(Provided data Opens)
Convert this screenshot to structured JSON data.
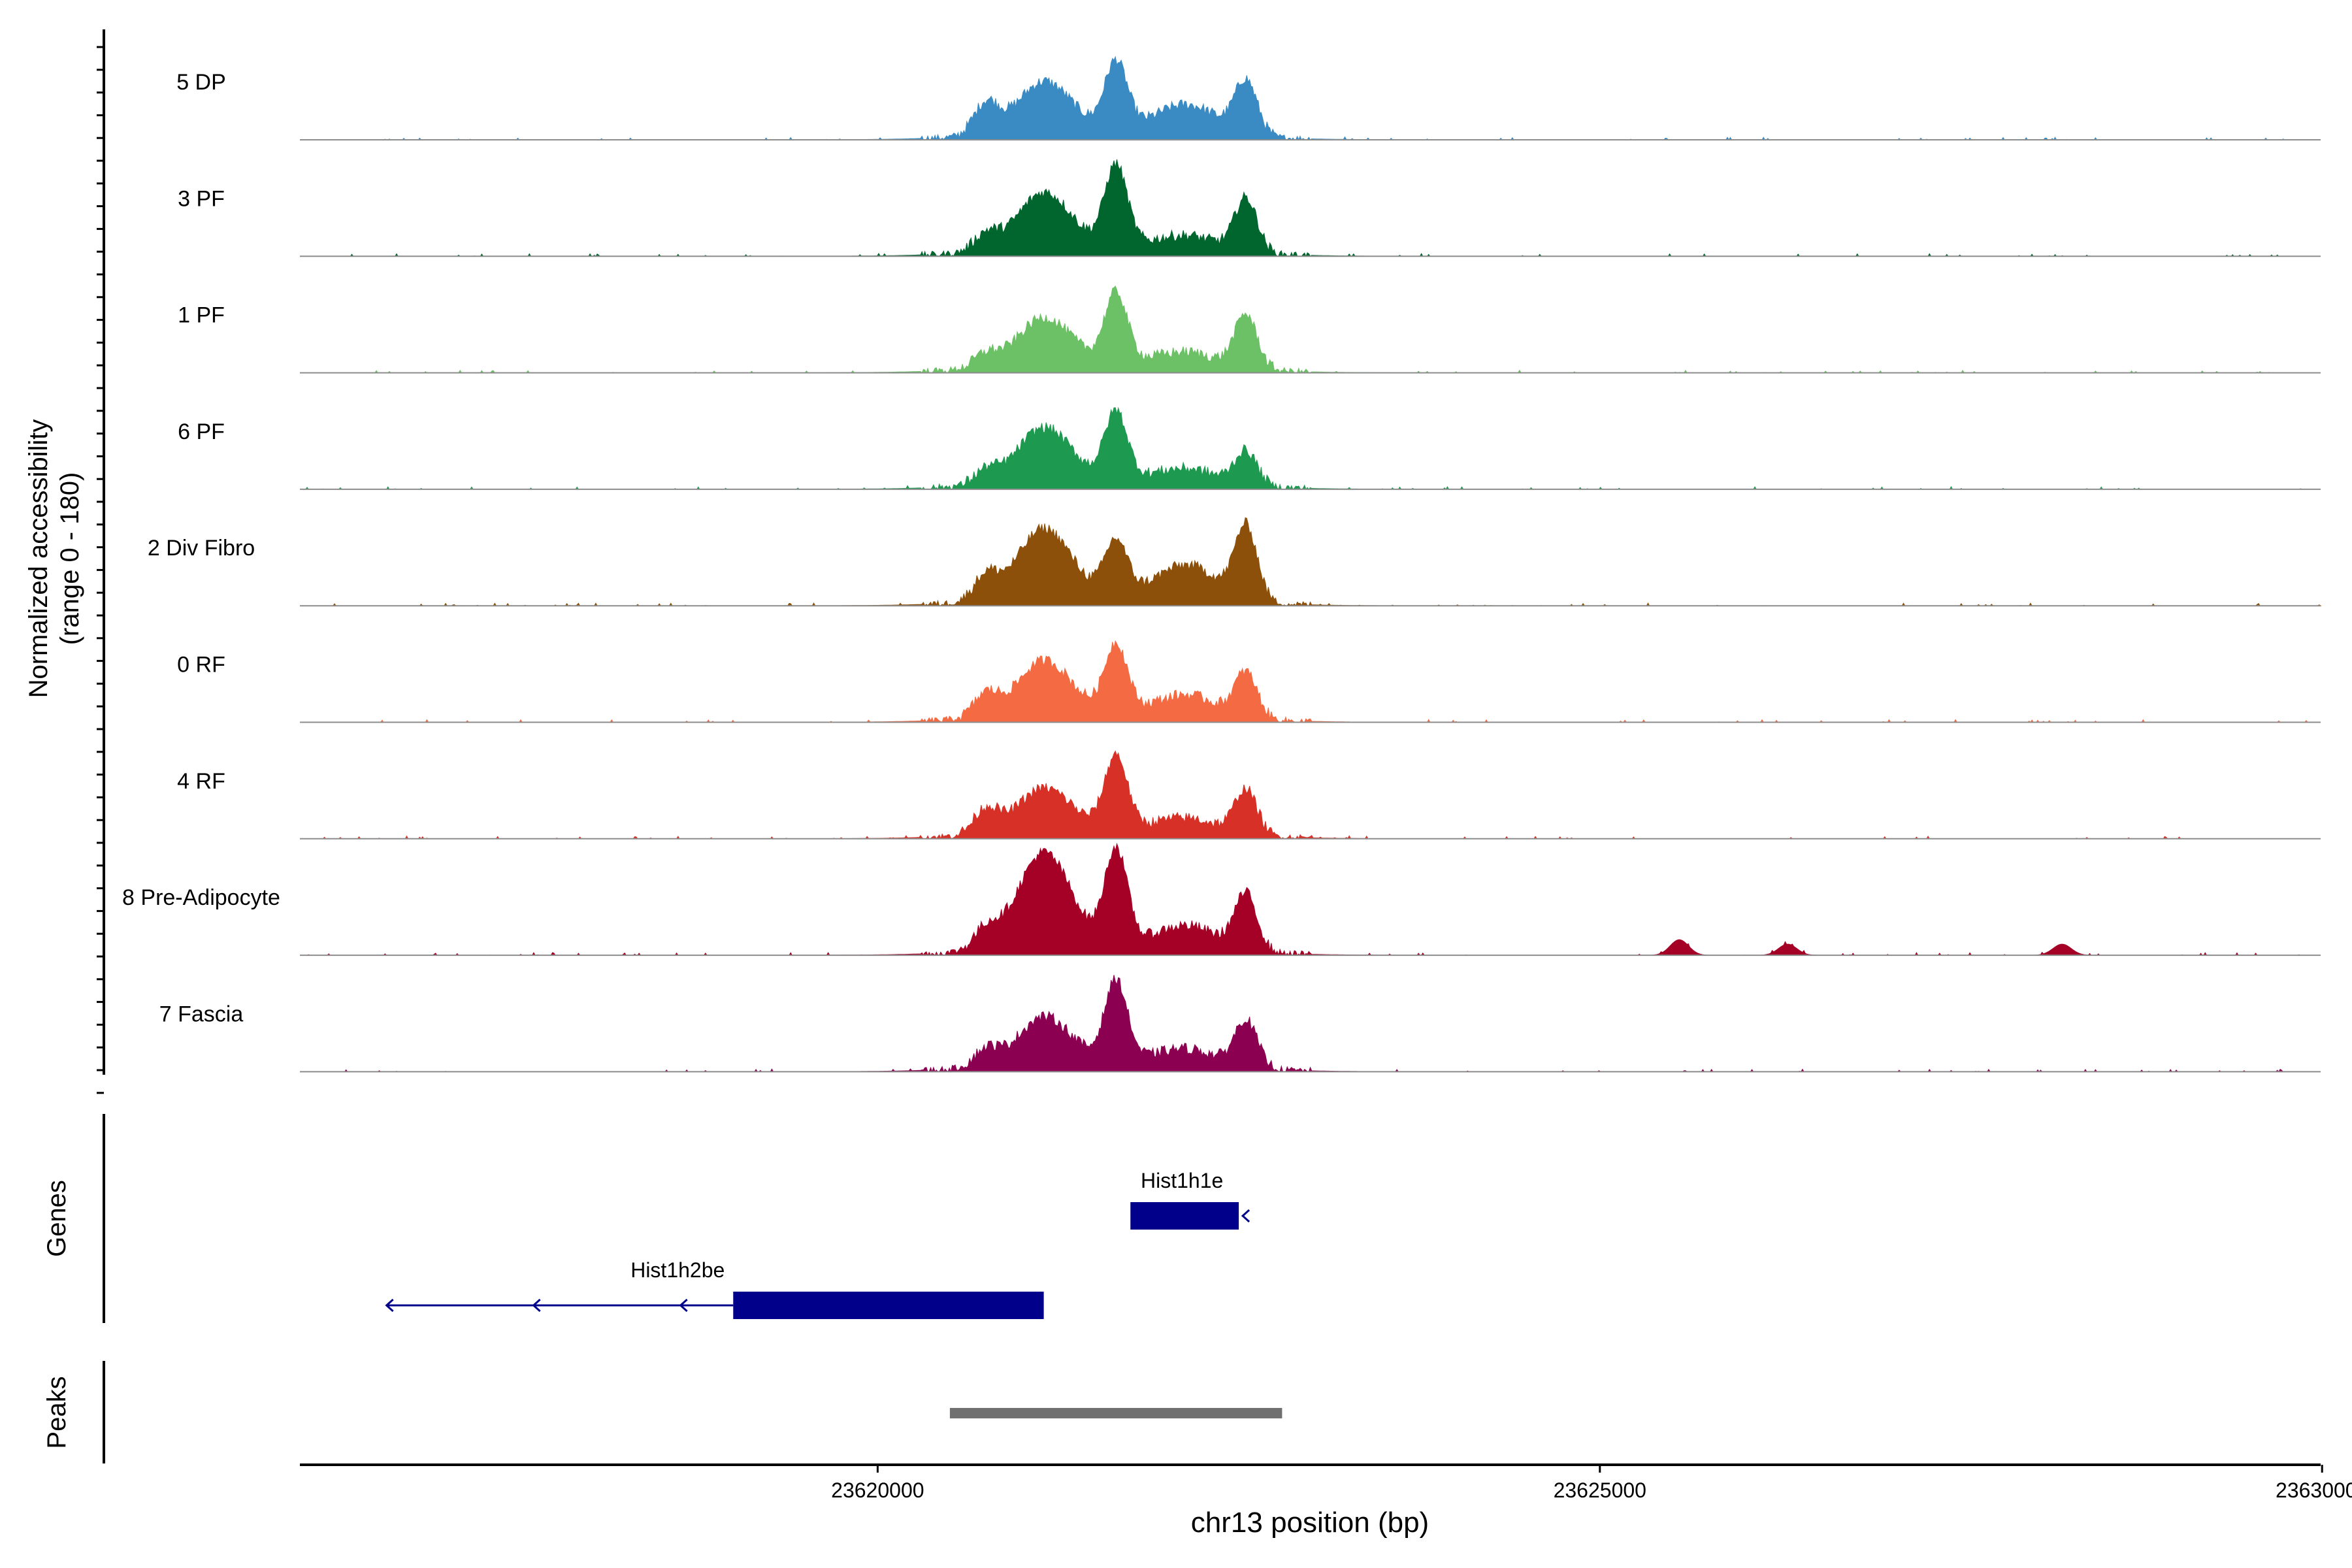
{
  "chart_data": {
    "type": "area",
    "chromosome": "chr13",
    "xlim": [
      23616000,
      23630000
    ],
    "x_ticks": [
      23620000,
      23625000,
      23630000
    ],
    "x_tick_labels": [
      "23620000",
      "23625000",
      "23630000"
    ],
    "xlabel": "chr13 position (bp)",
    "ylabel_line1": "Normalized accessibility",
    "ylabel_line2": "(range 0 - 180)",
    "y_range": [
      0,
      180
    ],
    "peak_positions": [
      23620750,
      23621150,
      23621650,
      23622150,
      23622550
    ],
    "tracks": [
      {
        "name": "5 DP",
        "color": "#3a8bc4",
        "heights": [
          0.28,
          0.45,
          0.6,
          0.25,
          0.48
        ],
        "extra": []
      },
      {
        "name": "3 PF",
        "color": "#00662e",
        "heights": [
          0.15,
          0.5,
          0.72,
          0.12,
          0.48
        ],
        "extra": []
      },
      {
        "name": "1 PF",
        "color": "#6cc065",
        "heights": [
          0.12,
          0.42,
          0.62,
          0.12,
          0.48
        ],
        "extra": []
      },
      {
        "name": "6 PF",
        "color": "#1e9950",
        "heights": [
          0.12,
          0.48,
          0.6,
          0.12,
          0.3
        ],
        "extra": []
      },
      {
        "name": "2 Div Fibro",
        "color": "#8c500a",
        "heights": [
          0.22,
          0.62,
          0.48,
          0.3,
          0.66
        ],
        "extra": []
      },
      {
        "name": "0 RF",
        "color": "#f46b43",
        "heights": [
          0.2,
          0.48,
          0.6,
          0.18,
          0.4
        ],
        "extra": []
      },
      {
        "name": "4 RF",
        "color": "#d73027",
        "heights": [
          0.22,
          0.38,
          0.65,
          0.12,
          0.4
        ],
        "extra": []
      },
      {
        "name": "8 Pre-Adipocyte",
        "color": "#a50026",
        "heights": [
          0.18,
          0.85,
          0.85,
          0.2,
          0.5
        ],
        "extra": [
          [
            23625550,
            0.14
          ],
          [
            23626300,
            0.1
          ],
          [
            23628200,
            0.1
          ]
        ]
      },
      {
        "name": "7 Fascia",
        "color": "#8c0051",
        "heights": [
          0.15,
          0.42,
          0.72,
          0.14,
          0.42
        ],
        "extra": []
      }
    ],
    "genes_label": "Genes",
    "genes": [
      {
        "name": "Hist1h1e",
        "start": 23621750,
        "end": 23622500,
        "color": "#00008b",
        "strand": "-"
      },
      {
        "name": "Hist1h2be",
        "start": 23619000,
        "end": 23621150,
        "color": "#00008b",
        "strand": "-",
        "intron_start": 23616600
      }
    ],
    "peaks_label": "Peaks",
    "peaks": [
      {
        "start": 23620500,
        "end": 23622800,
        "color": "#707070"
      }
    ]
  }
}
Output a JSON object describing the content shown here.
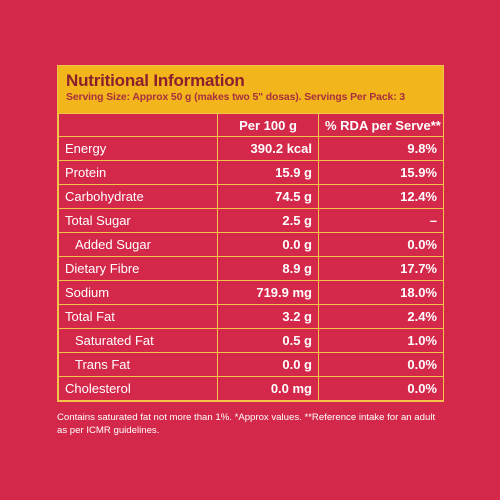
(Provided data Closes)
• Task details: Scan the records for the string "name". Copy each line in which it appears.

• Solved problem:
        "name": "5 DP",
        "name": "3 PF",
        "name": "1 PF",
        "name": "6 PF",
        "name": "2 Div Fibro",
        "name": "0 RF",
        "name": "4 RF",
        "name": "8 Pre-Adipocyte",
        "name": "7 Fascia",
        "name": "Hist1h1e",
        "name": "Hist1h2be",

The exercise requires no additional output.